[Your goal]
Say how many lines in the data below contain the word "avaient", and give no other text.

──────── Extracted entries ────────

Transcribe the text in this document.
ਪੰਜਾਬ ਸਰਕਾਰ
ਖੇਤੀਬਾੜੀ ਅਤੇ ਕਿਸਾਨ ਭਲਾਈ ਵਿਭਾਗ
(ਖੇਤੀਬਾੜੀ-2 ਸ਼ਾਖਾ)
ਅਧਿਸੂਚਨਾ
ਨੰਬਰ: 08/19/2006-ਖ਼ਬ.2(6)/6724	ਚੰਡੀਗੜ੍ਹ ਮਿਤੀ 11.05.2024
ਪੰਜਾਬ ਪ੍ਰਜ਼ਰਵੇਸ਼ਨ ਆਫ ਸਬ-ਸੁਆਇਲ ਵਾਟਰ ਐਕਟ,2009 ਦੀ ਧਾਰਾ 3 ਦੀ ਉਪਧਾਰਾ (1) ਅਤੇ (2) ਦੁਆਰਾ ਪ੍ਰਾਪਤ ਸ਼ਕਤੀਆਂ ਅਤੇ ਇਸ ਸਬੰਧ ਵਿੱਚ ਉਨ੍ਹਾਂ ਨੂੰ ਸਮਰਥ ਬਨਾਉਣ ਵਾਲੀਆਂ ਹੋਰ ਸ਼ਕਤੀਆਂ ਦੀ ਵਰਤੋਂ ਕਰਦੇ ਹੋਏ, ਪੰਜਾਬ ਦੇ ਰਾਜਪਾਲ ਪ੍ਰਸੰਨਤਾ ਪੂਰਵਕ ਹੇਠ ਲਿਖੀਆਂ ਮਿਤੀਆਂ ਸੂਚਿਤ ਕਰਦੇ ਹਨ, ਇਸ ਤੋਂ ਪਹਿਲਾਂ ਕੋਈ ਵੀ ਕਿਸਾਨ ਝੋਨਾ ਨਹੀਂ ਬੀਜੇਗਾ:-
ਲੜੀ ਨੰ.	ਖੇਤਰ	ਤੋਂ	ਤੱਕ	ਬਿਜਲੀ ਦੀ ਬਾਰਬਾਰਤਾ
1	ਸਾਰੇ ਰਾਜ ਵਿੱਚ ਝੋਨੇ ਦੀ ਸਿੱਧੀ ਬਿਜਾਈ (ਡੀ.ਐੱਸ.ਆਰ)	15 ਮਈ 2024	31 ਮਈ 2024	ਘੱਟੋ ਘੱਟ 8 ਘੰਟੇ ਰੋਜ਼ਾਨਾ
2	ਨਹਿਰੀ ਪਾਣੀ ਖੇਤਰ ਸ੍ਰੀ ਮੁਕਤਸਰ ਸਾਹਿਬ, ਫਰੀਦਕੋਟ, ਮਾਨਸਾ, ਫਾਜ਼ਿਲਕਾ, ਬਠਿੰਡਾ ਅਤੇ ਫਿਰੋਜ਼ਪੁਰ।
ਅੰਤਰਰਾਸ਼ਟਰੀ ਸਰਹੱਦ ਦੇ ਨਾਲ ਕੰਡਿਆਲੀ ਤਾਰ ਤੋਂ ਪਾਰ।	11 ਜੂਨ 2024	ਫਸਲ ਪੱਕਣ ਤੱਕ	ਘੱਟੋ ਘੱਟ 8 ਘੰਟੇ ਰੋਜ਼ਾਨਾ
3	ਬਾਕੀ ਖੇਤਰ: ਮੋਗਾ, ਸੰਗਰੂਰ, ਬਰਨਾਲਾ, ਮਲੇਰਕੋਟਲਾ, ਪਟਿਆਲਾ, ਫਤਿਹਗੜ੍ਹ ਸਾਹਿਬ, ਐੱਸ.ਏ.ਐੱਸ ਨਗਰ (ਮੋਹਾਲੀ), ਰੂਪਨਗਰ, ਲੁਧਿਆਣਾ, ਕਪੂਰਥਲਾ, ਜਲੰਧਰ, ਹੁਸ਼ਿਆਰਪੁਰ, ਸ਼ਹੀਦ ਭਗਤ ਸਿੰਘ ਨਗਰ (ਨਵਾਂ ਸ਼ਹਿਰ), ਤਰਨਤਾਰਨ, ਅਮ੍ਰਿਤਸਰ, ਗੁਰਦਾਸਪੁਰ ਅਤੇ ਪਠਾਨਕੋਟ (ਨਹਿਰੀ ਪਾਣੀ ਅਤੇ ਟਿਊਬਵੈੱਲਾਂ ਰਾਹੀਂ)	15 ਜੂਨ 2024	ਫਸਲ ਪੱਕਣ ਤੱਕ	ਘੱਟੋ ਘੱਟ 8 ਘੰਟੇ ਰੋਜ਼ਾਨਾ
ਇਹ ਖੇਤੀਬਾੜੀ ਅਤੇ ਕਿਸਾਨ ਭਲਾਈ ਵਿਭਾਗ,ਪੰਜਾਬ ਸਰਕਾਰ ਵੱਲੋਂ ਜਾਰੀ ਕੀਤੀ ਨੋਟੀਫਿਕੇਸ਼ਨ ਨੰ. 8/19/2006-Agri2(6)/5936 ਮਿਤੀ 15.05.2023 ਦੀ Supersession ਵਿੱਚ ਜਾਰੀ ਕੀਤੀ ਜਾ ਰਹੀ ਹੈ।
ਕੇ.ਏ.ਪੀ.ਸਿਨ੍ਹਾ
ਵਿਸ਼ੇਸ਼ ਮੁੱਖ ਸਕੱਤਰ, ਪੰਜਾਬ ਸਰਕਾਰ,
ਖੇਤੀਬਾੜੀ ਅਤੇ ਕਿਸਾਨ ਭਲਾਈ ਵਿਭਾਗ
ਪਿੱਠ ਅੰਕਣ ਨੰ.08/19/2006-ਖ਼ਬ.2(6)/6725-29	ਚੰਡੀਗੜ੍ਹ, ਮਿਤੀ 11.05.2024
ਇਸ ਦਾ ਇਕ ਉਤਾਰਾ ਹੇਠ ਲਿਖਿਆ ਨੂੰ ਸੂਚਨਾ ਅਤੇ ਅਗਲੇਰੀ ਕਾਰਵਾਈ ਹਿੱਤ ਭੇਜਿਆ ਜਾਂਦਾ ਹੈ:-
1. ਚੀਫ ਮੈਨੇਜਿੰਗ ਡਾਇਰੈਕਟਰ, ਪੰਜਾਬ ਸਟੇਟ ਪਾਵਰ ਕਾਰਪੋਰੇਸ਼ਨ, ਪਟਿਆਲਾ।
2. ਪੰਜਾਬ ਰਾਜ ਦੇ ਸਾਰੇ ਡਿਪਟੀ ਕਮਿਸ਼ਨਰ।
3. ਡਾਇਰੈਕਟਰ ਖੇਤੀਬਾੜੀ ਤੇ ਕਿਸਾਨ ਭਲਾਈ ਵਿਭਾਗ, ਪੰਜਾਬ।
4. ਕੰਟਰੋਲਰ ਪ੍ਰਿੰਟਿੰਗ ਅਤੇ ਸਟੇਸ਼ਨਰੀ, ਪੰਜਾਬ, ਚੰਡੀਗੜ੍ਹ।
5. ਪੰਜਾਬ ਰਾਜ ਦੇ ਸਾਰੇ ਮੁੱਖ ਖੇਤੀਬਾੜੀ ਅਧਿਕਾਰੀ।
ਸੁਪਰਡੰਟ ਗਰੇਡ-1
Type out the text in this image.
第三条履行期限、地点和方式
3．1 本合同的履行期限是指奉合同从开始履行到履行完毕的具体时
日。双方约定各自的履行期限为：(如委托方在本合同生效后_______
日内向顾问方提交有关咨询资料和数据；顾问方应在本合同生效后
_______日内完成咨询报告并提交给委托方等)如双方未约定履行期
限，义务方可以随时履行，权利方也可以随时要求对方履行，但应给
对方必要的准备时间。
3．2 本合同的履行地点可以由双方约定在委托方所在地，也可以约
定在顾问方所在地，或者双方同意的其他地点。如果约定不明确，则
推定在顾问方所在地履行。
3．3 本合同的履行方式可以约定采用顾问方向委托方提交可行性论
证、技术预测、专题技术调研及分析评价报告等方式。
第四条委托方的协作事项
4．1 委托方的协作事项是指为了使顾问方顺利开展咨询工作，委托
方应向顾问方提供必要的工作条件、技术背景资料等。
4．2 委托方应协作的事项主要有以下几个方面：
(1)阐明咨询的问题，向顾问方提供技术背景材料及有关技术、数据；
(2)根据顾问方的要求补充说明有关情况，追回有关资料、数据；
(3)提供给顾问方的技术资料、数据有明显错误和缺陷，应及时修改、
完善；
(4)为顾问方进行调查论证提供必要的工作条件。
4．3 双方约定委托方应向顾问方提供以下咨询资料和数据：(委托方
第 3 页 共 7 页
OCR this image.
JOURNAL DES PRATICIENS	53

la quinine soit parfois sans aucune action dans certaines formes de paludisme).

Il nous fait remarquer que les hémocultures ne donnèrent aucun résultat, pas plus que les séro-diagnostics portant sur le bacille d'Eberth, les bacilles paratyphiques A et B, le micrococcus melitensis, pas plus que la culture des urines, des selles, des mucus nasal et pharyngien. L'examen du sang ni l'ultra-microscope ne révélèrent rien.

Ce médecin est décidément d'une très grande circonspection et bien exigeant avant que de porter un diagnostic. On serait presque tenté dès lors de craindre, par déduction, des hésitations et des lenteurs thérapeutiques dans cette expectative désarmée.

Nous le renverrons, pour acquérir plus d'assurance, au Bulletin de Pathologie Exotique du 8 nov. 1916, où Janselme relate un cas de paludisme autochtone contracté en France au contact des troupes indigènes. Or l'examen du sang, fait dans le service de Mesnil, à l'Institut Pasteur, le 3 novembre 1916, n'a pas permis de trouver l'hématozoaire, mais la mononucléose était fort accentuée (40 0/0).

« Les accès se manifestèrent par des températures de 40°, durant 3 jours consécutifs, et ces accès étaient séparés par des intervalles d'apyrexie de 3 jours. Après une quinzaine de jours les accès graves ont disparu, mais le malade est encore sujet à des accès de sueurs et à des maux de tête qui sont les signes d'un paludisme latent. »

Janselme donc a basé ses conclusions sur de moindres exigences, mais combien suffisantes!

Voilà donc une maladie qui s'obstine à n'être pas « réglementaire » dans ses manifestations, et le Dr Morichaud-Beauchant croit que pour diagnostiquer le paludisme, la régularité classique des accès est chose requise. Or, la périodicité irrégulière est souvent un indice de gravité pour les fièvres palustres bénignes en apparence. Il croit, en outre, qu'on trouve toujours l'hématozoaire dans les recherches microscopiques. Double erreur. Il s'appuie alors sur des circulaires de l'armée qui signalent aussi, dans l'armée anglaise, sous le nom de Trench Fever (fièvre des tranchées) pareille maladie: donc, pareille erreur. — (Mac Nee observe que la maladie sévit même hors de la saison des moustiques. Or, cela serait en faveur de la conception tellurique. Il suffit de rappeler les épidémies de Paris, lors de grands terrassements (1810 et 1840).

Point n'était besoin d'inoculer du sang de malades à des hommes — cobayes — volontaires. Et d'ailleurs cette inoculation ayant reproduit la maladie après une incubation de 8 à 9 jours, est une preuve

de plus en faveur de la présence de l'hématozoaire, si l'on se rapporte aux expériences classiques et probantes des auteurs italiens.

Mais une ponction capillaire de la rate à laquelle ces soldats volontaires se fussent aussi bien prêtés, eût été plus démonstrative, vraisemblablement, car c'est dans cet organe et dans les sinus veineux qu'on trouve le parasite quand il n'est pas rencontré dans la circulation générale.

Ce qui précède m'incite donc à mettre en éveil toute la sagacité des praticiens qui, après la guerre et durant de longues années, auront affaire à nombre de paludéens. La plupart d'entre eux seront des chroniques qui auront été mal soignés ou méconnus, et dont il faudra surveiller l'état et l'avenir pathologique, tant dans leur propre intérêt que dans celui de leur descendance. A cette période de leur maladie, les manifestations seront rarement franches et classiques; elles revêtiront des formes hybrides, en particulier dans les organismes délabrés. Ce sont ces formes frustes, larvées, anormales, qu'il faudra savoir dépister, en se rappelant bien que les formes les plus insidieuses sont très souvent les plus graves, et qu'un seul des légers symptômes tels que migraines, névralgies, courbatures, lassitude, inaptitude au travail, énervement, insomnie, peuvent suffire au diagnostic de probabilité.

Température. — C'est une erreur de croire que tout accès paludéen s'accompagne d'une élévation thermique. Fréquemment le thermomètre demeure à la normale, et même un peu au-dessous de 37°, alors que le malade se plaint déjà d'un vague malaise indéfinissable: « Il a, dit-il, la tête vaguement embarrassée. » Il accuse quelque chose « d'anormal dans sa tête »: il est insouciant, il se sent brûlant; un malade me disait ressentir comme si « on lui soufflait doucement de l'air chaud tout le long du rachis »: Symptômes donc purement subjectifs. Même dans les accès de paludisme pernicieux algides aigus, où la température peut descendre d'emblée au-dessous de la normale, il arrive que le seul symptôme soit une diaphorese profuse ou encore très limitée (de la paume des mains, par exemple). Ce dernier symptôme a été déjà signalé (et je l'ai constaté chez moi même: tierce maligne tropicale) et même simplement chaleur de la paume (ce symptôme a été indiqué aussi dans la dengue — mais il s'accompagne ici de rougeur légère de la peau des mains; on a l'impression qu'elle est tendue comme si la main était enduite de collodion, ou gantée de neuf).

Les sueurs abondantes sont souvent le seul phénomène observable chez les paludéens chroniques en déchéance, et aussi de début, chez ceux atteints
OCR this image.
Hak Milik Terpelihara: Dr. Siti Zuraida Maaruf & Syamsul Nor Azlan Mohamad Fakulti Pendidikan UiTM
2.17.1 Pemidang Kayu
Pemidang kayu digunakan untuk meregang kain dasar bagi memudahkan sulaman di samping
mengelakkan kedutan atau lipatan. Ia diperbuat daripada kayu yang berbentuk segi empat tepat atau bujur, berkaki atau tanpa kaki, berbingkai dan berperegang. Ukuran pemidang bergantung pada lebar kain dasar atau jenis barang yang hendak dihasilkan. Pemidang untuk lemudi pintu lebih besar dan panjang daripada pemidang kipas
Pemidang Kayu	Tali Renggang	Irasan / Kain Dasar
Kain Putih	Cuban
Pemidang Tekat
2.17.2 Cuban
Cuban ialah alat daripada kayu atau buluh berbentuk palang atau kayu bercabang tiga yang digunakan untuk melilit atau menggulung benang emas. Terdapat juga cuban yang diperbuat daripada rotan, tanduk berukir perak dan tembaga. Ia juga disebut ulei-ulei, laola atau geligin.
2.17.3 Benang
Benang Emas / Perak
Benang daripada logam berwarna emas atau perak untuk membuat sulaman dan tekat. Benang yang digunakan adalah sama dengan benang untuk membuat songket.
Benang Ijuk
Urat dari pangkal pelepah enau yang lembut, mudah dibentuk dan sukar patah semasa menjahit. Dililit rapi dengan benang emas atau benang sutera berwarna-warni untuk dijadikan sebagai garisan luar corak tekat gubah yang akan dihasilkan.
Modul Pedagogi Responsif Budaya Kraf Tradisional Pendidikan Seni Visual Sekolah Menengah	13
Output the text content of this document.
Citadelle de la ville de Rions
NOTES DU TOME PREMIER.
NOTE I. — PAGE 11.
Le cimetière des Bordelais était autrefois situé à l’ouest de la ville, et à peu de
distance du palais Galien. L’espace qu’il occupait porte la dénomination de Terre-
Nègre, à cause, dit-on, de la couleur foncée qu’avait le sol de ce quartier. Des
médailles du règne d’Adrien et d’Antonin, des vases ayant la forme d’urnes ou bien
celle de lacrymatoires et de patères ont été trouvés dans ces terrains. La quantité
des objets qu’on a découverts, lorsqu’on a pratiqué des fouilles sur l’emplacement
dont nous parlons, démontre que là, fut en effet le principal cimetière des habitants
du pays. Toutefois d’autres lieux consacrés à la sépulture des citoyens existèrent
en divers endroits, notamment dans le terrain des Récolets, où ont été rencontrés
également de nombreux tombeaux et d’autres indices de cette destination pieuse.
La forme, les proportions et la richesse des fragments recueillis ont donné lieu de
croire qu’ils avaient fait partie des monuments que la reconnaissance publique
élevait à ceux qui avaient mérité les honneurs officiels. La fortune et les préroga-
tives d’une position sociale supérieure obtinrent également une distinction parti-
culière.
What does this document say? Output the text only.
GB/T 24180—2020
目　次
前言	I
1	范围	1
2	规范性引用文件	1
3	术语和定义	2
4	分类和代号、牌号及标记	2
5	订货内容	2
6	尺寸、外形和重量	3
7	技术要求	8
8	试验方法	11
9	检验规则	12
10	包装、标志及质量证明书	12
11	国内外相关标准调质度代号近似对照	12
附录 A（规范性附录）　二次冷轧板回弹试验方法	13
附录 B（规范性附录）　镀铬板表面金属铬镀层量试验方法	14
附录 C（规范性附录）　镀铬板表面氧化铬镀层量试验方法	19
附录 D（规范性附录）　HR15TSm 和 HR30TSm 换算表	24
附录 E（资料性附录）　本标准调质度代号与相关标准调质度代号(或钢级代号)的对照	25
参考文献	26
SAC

────────

[Result below]
2